#### [SELECTED EXCERPT]
# # # # # # #

Your career has two strands to it, as a writer and as a ceramic artist, and both seem to be intertwined. You wanted to be a potter from an early age, yet you opted to study English at Cambridge University. You have also said that a lot of literature goes into your ceramics. Can you tell us more about the relationship between the two?
I’m one person. So the things I’m passionate about – either what I make or what I write, what I look at or what I read – are of course incredibly closely entwined. It seems to me perverse to be surprised that you can be a person who both makes something and writes something. The reality is that the things I make using porcelain come very much out of reading and thinking about ideas and words. That’s how I work.
“It’s perverse to be surprised that you can be a person who both makes and writes.”
If you look at my installations, the way things are grouped together is often in terms of phrases. The phrases happen to be groups of porcelain vessels, but they are groupings that work through groups and pauses, and then more groups or single objects. There’s often a musical or textural link in the way in which things get put together. My sense of objects and my sense of words are very closely linked. Conversely, when I’m writing I have a very physical sense of language – the physical presence of language. That sounds completely and unbearably pretentious, but it is actually true for me.
You have said that the fact that you only work with porcelain is a link between the traditional craft of Chinese pottery and European culture. Is that right?
Absolutely. A lot of my work with porcelain is a bridge between East and West. Porcelain was the great motor of the Silk Road – it made trade happen between the Orient and the West. Porcelain is completely fascinating for me. Similarly, I have always been interested in Japanese and Chinese poetry – that has also been completely core for me.

# # # # # # #

[Stored entries]
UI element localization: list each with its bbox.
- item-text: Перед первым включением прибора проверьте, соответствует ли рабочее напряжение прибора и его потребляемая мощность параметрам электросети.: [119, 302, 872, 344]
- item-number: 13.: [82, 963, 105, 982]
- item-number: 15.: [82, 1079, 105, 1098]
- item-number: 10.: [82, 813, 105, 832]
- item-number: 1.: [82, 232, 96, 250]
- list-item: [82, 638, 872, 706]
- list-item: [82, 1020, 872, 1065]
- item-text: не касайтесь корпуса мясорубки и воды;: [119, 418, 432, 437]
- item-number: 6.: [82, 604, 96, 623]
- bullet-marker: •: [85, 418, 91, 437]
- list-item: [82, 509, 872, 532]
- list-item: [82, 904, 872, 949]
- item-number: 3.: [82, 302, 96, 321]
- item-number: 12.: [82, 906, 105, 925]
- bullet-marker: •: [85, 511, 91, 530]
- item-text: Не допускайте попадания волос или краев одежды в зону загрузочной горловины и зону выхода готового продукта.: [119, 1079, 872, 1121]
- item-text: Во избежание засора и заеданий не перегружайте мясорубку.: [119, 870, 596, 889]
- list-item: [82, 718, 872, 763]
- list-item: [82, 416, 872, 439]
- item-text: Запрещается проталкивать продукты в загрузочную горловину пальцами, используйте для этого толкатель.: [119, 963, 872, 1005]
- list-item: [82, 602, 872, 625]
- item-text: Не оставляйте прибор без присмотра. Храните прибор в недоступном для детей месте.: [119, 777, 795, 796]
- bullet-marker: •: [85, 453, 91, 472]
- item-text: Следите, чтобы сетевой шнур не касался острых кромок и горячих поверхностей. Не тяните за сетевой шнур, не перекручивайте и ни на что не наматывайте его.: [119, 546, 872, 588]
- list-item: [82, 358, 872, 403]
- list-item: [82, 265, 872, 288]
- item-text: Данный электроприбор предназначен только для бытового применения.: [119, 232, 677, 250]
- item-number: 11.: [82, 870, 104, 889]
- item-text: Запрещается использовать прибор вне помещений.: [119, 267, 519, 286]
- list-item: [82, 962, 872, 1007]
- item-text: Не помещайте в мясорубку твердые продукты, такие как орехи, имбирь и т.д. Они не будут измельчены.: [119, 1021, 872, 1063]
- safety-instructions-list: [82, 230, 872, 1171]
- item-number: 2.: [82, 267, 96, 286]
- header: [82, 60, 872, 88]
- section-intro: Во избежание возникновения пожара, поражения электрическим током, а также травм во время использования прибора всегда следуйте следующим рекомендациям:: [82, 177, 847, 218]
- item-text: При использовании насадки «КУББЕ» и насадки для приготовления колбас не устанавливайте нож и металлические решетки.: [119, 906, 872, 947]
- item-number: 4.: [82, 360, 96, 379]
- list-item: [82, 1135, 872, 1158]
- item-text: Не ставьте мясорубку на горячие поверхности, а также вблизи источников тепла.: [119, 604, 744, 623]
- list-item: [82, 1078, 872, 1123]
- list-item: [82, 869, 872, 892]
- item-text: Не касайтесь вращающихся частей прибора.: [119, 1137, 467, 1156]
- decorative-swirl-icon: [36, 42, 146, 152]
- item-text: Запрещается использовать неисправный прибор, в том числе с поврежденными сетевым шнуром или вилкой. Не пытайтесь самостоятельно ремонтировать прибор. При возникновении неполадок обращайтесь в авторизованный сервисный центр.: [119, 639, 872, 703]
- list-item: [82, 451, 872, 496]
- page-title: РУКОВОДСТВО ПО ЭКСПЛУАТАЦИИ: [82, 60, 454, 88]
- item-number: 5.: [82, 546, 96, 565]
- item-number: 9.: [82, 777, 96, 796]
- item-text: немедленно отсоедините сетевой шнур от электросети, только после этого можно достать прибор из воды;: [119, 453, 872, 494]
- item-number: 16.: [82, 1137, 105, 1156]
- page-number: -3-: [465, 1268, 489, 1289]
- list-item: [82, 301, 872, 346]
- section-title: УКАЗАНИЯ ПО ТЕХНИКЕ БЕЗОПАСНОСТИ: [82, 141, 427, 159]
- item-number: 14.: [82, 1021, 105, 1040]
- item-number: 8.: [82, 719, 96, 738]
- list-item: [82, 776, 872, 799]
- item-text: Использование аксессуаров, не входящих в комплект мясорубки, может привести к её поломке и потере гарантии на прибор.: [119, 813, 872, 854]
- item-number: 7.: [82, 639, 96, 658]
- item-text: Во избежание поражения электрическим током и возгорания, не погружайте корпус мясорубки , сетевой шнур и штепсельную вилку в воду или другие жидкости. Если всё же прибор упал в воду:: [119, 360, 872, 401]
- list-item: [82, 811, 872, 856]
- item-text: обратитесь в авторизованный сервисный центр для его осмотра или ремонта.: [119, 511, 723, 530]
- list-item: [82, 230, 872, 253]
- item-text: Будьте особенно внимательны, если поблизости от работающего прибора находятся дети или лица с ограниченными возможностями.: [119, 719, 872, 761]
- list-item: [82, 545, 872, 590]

# # # # # # #

#### [WHAT IS ASKED]
- 1) In the interview on ceramics and writing, which material is described as the great motor of the Silk Road?
- 2) Write the next passage of the interview on ceramics and writing, starting right after its final sentence.

#### [FINAL RESULTS]
- 1) Porcelain.

- 2)
Putting writing to one side, how would you describe yourself? Are you a potter, a ceramic artist, a ceramicist? Pots are generally brown and have a function. You produce works of art.
Yes, it is art. It is completely art. What I do is make porcelain vessels which – for the first 25 years of my making life – did have a functionality to them. That is no longer true. They are much more abstracted now. They are still vessels, but they don’t they get used except as part of my installations. So, what am I? I don’t know anymore. Am I potter? Absolutely: I make pots. I’m an artist, and have exhibited in smart art galleries around the world. I’m a sculptor. I work with architects. So I’m lots of different things to different people.
In general, does the art world view ceramics on the same level as painting and sculpture, or as a poor relation?
It used to be [a poor relation]. It isn’t any longer. If you asked me 20 years ago I would have said it was. But the reality internationally is that there are many people who use clay in different ways who are regarded as serious artists. Of course, there are people who police the boundaries and say: If it’s made of clay, it can’t be art. But then those are the kind of people who thought that photography was not art. Go into any exhibition in any museum in the world and it’s full of people who use photography and are artists. So there will always be some people sniping away, but they are not the people who have eyes.
Let’s turn to your first book choice now. Who was Bernard Leach?
Bernard Leach was the most significant 20th century potter. He was the person who articulated why pottery mattered. He did it through his evocation of the value of Eastern pottery, and his advocacy and evangelism for the handmade pot. He was English but grew up in Japan, and he “got” Japanese pottery earlier than anyone else. He came back to St Ives in Cornwall [in Britain] in 1919 and set up a pottery studio. He can be regarded as the father of the studio pottery movement.
Will you tell us why you chose this book?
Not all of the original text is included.